Figure data in JSON
## Begin

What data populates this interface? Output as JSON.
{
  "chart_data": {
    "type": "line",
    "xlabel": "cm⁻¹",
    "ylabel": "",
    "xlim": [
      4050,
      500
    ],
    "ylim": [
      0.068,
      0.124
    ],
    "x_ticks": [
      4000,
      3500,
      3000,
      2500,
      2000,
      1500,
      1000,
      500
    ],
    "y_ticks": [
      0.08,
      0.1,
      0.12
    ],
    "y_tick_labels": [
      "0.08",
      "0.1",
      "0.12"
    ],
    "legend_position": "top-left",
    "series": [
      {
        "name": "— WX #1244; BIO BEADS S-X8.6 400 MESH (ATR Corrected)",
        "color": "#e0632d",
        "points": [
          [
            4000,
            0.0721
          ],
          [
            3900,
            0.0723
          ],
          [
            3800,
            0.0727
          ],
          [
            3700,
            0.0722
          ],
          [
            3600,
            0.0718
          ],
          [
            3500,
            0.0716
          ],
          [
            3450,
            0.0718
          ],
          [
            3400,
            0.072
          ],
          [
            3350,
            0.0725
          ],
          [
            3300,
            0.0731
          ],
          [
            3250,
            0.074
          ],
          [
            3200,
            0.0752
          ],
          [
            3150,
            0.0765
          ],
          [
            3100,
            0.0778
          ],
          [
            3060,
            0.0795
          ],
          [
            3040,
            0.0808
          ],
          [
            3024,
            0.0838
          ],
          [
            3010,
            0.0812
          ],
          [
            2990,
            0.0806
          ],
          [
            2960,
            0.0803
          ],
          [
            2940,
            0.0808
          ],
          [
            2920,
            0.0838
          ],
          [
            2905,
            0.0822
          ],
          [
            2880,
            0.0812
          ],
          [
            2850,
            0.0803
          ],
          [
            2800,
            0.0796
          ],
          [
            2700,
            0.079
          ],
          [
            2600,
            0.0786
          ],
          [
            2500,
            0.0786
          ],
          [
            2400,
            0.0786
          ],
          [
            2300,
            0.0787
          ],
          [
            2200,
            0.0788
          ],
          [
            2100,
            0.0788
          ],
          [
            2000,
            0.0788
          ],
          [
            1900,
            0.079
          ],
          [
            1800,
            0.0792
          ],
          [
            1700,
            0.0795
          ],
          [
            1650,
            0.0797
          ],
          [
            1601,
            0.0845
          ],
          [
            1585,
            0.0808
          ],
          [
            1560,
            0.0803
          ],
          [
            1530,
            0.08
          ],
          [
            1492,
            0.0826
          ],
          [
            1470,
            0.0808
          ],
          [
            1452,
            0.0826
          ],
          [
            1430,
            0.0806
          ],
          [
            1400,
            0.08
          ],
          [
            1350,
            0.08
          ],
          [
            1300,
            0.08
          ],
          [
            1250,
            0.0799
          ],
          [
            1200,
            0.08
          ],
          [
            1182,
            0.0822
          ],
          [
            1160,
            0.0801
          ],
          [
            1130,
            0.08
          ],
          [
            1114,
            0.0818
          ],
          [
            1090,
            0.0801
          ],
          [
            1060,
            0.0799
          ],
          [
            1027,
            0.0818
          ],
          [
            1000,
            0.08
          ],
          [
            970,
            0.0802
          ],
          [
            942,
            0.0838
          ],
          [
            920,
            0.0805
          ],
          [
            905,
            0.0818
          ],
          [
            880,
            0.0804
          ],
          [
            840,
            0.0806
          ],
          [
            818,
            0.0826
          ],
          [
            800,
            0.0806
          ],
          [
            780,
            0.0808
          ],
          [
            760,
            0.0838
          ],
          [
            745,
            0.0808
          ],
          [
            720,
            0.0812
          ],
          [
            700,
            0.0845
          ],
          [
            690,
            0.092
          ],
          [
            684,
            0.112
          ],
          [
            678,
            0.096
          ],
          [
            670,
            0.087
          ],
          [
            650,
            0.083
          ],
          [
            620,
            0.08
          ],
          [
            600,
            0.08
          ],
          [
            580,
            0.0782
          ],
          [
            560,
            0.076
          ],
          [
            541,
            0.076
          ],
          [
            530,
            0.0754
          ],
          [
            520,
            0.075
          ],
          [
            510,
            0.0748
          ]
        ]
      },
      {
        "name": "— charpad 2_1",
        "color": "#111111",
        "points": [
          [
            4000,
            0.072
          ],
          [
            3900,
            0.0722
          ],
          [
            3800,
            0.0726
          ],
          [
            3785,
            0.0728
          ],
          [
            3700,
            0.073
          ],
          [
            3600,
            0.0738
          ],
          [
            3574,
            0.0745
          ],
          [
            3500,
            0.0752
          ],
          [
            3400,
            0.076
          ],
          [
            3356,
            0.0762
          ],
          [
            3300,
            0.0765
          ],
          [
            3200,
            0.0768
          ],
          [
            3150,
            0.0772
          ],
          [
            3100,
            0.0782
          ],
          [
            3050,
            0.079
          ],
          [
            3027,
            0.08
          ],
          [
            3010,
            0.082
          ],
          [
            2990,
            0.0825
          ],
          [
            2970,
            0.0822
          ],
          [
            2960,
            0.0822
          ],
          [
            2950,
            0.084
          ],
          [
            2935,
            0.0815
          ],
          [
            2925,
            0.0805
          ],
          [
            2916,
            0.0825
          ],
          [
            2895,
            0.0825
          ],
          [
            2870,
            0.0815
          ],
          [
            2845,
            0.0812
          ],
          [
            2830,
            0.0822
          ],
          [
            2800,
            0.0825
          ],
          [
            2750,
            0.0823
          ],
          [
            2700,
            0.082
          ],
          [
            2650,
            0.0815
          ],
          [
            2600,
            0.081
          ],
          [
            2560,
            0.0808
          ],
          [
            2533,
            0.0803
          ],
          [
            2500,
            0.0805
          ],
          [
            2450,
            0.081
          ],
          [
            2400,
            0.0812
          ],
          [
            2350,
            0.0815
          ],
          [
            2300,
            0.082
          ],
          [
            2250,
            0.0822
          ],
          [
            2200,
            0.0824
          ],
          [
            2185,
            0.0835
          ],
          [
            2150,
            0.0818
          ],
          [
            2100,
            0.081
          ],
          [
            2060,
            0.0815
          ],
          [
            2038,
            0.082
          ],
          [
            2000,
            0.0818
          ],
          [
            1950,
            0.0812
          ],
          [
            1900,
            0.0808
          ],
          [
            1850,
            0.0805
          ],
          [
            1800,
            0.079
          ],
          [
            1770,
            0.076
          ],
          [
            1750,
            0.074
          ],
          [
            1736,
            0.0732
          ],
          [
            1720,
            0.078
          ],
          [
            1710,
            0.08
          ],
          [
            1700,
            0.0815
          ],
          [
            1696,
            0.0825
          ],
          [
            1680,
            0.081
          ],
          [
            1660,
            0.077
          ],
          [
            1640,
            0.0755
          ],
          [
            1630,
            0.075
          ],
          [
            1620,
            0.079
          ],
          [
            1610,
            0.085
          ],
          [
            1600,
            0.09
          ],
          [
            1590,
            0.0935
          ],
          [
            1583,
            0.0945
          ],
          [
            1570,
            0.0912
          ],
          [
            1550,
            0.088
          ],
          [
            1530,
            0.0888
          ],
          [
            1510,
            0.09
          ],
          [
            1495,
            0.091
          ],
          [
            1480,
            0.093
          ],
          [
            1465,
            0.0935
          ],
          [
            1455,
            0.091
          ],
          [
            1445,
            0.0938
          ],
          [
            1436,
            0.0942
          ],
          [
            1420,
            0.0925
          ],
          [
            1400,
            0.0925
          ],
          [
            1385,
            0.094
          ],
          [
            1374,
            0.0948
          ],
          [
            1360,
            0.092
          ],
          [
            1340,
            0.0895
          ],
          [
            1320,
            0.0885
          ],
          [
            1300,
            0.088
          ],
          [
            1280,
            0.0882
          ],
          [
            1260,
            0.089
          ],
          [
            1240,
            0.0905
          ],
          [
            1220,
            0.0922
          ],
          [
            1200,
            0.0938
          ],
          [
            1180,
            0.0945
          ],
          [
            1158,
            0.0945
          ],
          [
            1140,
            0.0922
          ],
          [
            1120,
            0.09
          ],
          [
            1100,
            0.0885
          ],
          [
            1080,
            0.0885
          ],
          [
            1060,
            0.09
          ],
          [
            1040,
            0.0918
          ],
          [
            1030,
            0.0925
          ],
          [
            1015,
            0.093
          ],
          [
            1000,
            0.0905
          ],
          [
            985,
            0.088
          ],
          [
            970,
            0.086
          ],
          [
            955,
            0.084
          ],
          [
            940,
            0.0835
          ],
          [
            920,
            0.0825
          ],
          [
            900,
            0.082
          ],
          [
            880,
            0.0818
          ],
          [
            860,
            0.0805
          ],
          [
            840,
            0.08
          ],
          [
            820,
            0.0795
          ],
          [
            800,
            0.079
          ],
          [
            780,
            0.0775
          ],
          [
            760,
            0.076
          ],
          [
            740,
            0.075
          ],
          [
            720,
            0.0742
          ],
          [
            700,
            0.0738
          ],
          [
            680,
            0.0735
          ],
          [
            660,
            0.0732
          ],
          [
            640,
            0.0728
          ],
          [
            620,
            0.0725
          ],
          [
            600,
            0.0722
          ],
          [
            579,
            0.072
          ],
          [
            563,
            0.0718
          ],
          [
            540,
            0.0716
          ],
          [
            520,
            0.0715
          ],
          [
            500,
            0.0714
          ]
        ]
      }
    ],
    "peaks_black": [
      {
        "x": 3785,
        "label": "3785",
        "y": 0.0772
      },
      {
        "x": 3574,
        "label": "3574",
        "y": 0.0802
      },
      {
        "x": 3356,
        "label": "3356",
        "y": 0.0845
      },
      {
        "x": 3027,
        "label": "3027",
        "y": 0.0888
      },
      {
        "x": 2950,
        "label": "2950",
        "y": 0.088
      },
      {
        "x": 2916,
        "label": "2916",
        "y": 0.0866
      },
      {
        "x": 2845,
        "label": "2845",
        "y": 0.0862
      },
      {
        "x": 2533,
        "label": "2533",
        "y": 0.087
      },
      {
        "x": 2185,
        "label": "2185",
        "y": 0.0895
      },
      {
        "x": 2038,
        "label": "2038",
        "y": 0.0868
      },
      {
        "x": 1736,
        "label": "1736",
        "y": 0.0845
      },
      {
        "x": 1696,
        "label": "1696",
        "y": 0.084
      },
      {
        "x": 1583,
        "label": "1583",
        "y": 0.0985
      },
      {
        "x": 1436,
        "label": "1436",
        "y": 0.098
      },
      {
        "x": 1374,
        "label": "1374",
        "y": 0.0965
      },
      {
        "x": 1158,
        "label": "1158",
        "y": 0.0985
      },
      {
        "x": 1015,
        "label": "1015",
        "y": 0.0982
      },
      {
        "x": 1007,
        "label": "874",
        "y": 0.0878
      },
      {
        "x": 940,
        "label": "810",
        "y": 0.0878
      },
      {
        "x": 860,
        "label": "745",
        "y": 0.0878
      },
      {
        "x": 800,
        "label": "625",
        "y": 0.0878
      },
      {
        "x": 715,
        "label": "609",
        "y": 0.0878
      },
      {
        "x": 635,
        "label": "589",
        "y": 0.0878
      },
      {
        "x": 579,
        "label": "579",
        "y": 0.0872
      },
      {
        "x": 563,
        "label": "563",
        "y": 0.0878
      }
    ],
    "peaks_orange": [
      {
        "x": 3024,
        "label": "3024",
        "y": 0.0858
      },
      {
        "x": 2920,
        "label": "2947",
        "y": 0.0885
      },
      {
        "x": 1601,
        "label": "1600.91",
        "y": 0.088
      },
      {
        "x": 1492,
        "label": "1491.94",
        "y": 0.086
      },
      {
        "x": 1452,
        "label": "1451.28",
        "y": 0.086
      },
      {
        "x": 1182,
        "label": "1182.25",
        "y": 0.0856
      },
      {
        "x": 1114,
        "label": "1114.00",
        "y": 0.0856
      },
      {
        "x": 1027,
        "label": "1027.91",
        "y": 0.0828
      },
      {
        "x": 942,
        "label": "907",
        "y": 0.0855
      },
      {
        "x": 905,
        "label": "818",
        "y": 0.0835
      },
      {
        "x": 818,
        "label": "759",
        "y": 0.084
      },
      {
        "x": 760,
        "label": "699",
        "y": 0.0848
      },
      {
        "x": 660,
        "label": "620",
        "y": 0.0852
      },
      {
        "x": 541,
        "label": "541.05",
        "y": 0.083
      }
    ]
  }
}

## End

[What is needed]
Look through the material above. Copy each line where the word "name" appears.

[Answer]
        "name": "— WX #1244; BIO BEADS S-X8.6 400 MESH (ATR Corrected)",
        "name": "— charpad 2_1",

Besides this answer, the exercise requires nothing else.